## YOUR INSTRUCTIONS
Each record is to be transcribed exactly.

## DATA LINES

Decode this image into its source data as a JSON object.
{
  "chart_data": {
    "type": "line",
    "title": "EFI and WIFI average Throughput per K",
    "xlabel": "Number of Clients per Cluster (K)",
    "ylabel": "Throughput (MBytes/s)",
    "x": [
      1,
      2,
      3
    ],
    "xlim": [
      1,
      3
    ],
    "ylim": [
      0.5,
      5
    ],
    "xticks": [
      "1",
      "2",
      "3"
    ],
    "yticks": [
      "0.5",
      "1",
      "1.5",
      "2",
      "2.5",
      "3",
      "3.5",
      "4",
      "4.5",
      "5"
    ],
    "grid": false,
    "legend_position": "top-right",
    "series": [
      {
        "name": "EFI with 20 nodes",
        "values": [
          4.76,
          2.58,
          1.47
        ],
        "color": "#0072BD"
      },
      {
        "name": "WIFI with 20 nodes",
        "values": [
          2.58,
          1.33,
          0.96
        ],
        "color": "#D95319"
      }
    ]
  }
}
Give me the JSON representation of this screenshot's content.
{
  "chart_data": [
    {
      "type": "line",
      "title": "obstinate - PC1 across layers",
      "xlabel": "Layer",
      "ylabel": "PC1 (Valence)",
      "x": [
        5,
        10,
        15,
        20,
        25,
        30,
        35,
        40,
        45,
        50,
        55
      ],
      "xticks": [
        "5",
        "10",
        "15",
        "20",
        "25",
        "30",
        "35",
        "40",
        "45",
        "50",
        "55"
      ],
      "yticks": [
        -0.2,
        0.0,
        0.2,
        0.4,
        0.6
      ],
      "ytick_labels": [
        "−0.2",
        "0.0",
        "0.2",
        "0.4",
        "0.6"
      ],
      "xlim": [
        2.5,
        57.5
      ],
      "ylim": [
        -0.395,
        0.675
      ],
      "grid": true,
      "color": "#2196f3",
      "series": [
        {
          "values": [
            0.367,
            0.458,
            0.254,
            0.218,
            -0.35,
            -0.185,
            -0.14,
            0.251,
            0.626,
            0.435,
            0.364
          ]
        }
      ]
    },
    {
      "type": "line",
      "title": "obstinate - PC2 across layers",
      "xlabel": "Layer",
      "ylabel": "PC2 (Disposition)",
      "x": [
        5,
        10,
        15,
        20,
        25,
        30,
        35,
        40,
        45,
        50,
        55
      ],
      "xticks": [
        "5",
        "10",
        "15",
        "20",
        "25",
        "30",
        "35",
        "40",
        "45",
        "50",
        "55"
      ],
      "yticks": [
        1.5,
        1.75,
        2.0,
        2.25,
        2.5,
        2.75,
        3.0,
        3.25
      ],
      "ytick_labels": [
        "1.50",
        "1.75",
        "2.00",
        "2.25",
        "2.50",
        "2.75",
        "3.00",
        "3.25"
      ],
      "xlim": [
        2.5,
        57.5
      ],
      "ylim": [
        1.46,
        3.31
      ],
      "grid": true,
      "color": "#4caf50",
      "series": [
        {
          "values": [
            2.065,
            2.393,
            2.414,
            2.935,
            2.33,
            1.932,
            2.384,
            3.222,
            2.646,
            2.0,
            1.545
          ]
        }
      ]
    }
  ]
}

## WRITTEN SOLUTION
Decode this image into its source data as a JSON object.
{
  "chart_data": {
    "type": "line",
    "title": "EFI and WIFI average Throughput per K",
    "xlabel": "Number of Clients per Cluster (K)",
    "ylabel": "Throughput (MBytes/s)",
    "x": [
      1,
      2,
      3
    ],
    "xlim": [
      1,
      3
    ],
    "ylim": [
      0.5,
      5
    ],
    "xticks": [
      "1",
      "2",
      "3"
    ],
    "yticks": [
      "0.5",
      "1",
      "1.5",
      "2",
      "2.5",
      "3",
      "3.5",
      "4",
      "4.5",
      "5"
    ],
    "grid": false,
    "legend_position": "top-right",
    "series": [
      {
        "name": "EFI with 20 nodes",
        "values": [
          4.76,
          2.58,
          1.47
        ],
        "color": "#0072BD"
      },
      {
        "name": "WIFI with 20 nodes",
        "values": [
          2.58,
          1.33,
          0.96
        ],
        "color": "#D95319"
      }
    ]
  }
}
Give me the JSON representation of this screenshot's content.
{
  "chart_data": [
    {
      "type": "line",
      "title": "obstinate - PC1 across layers",
      "xlabel": "Layer",
      "ylabel": "PC1 (Valence)",
      "x": [
        5,
        10,
        15,
        20,
        25,
        30,
        35,
        40,
        45,
        50,
        55
      ],
      "xticks": [
        "5",
        "10",
        "15",
        "20",
        "25",
        "30",
        "35",
        "40",
        "45",
        "50",
        "55"
      ],
      "yticks": [
        -0.2,
        0.0,
        0.2,
        0.4,
        0.6
      ],
      "ytick_labels": [
        "−0.2",
        "0.0",
        "0.2",
        "0.4",
        "0.6"
      ],
      "xlim": [
        2.5,
        57.5
      ],
      "ylim": [
        -0.395,
        0.675
      ],
      "grid": true,
      "color": "#2196f3",
      "series": [
        {
          "values": [
            0.367,
            0.458,
            0.254,
            0.218,
            -0.35,
            -0.185,
            -0.14,
            0.251,
            0.626,
            0.435,
            0.364
          ]
        }
      ]
    },
    {
      "type": "line",
      "title": "obstinate - PC2 across layers",
      "xlabel": "Layer",
      "ylabel": "PC2 (Disposition)",
      "x": [
        5,
        10,
        15,
        20,
        25,
        30,
        35,
        40,
        45,
        50,
        55
      ],
      "xticks": [
        "5",
        "10",
        "15",
        "20",
        "25",
        "30",
        "35",
        "40",
        "45",
        "50",
        "55"
      ],
      "yticks": [
        1.5,
        1.75,
        2.0,
        2.25,
        2.5,
        2.75,
        3.0,
        3.25
      ],
      "ytick_labels": [
        "1.50",
        "1.75",
        "2.00",
        "2.25",
        "2.50",
        "2.75",
        "3.00",
        "3.25"
      ],
      "xlim": [
        2.5,
        57.5
      ],
      "ylim": [
        1.46,
        3.31
      ],
      "grid": true,
      "color": "#4caf50",
      "series": [
        {
          "values": [
            2.065,
            2.393,
            2.414,
            2.935,
            2.33,
            1.932,
            2.384,
            3.222,
            2.646,
            2.0,
            1.545
          ]
        }
      ]
    }
  ]
}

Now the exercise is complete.